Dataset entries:

============

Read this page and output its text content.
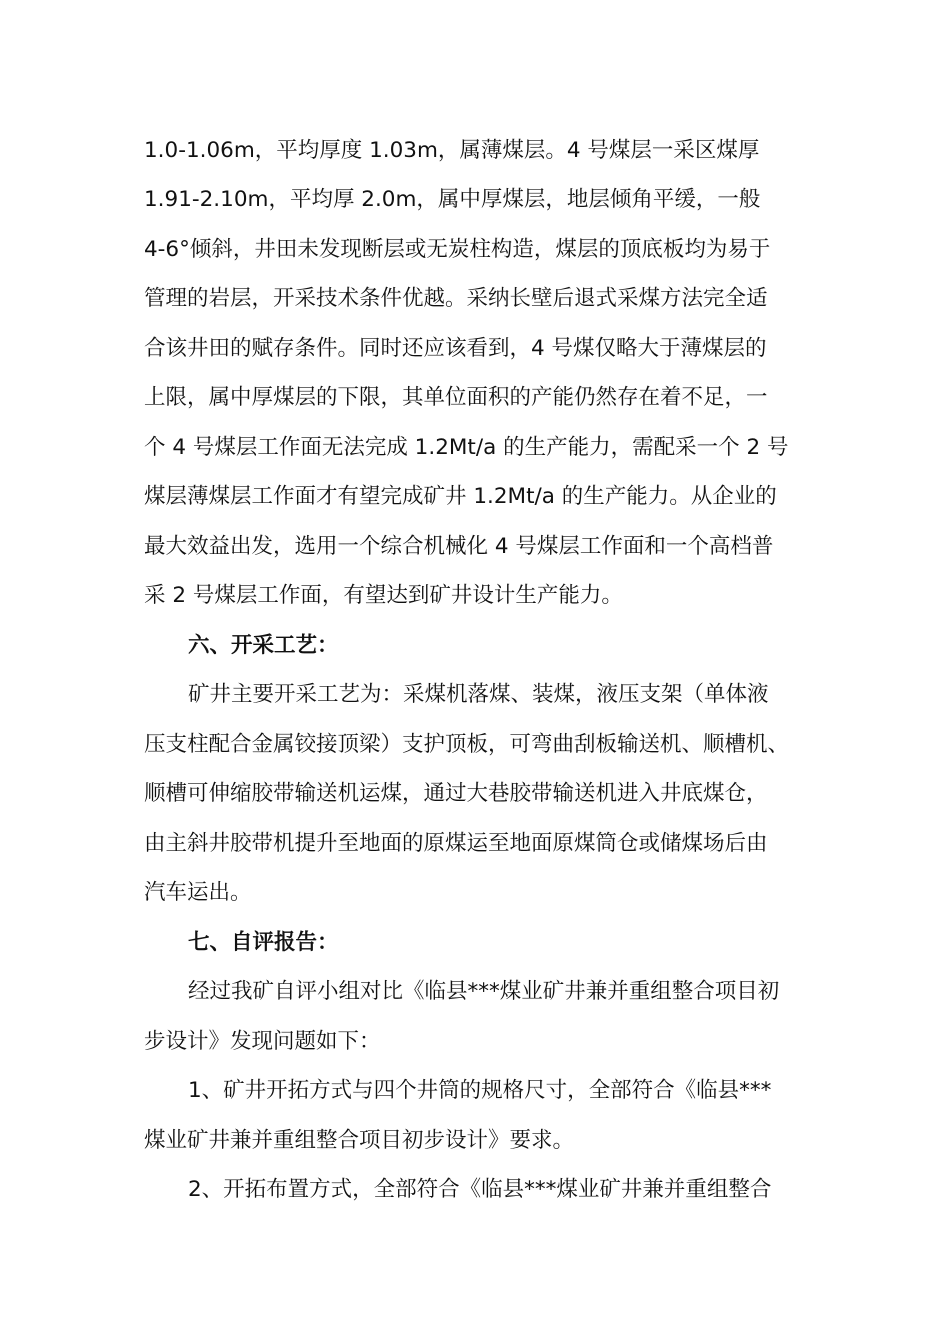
1.0-1.06m，平均厚度 1.03m，属薄煤层。4 号煤层一采区煤厚
1.91-2.10m，平均厚 2.0m，属中厚煤层，地层倾角平缓，一般
4-6°倾斜，井田未发现断层或无炭柱构造，煤层的顶底板均为易于
管理的岩层，开采技术条件优越。采纳长壁后退式采煤方法完全适
合该井田的赋存条件。同时还应该看到，4 号煤仅略大于薄煤层的
上限，属中厚煤层的下限，其单位面积的产能仍然存在着不足，一
个 4 号煤层工作面无法完成 1.2Mt/a 的生产能力，需配采一个 2 号
煤层薄煤层工作面才有望完成矿井 1.2Mt/a 的生产能力。从企业的
最大效益出发，选用一个综合机械化 4 号煤层工作面和一个高档普
采 2 号煤层工作面，有望达到矿井设计生产能力。
六、开采工艺：
矿井主要开采工艺为：采煤机落煤、装煤，液压支架（单体液
压支柱配合金属铰接顶梁）支护顶板，可弯曲刮板输送机、顺槽机、
顺槽可伸缩胶带输送机运煤，通过大巷胶带输送机进入井底煤仓，
由主斜井胶带机提升至地面的原煤运至地面原煤筒仓或储煤场后由
汽车运出。
七、自评报告：
经过我矿自评小组对比《临县***煤业矿井兼并重组整合项目初
步设计》发现问题如下：
1、矿井开拓方式与四个井筒的规格尺寸，全部符合《临县***
煤业矿井兼并重组整合项目初步设计》要求。
2、开拓布置方式，全部符合《临县***煤业矿井兼并重组整合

============

Omit the pictures and restate the rest of the records verbatim.

Read this page and output its text content.
1.0-1.06m，平均厚度 1.03m，属薄煤层。4 号煤层一采区煤厚
1.91-2.10m，平均厚 2.0m，属中厚煤层，地层倾角平缓，一般
4-6°倾斜，井田未发现断层或无炭柱构造，煤层的顶底板均为易于
管理的岩层，开采技术条件优越。采纳长壁后退式采煤方法完全适
合该井田的赋存条件。同时还应该看到，4 号煤仅略大于薄煤层的
上限，属中厚煤层的下限，其单位面积的产能仍然存在着不足，一
个 4 号煤层工作面无法完成 1.2Mt/a 的生产能力，需配采一个 2 号
煤层薄煤层工作面才有望完成矿井 1.2Mt/a 的生产能力。从企业的
最大效益出发，选用一个综合机械化 4 号煤层工作面和一个高档普
采 2 号煤层工作面，有望达到矿井设计生产能力。
六、开采工艺：
矿井主要开采工艺为：采煤机落煤、装煤，液压支架（单体液
压支柱配合金属铰接顶梁）支护顶板，可弯曲刮板输送机、顺槽机、
顺槽可伸缩胶带输送机运煤，通过大巷胶带输送机进入井底煤仓，
由主斜井胶带机提升至地面的原煤运至地面原煤筒仓或储煤场后由
汽车运出。
七、自评报告：
经过我矿自评小组对比《临县***煤业矿井兼并重组整合项目初
步设计》发现问题如下：
1、矿井开拓方式与四个井筒的规格尺寸，全部符合《临县***
煤业矿井兼并重组整合项目初步设计》要求。
2、开拓布置方式，全部符合《临县***煤业矿井兼并重组整合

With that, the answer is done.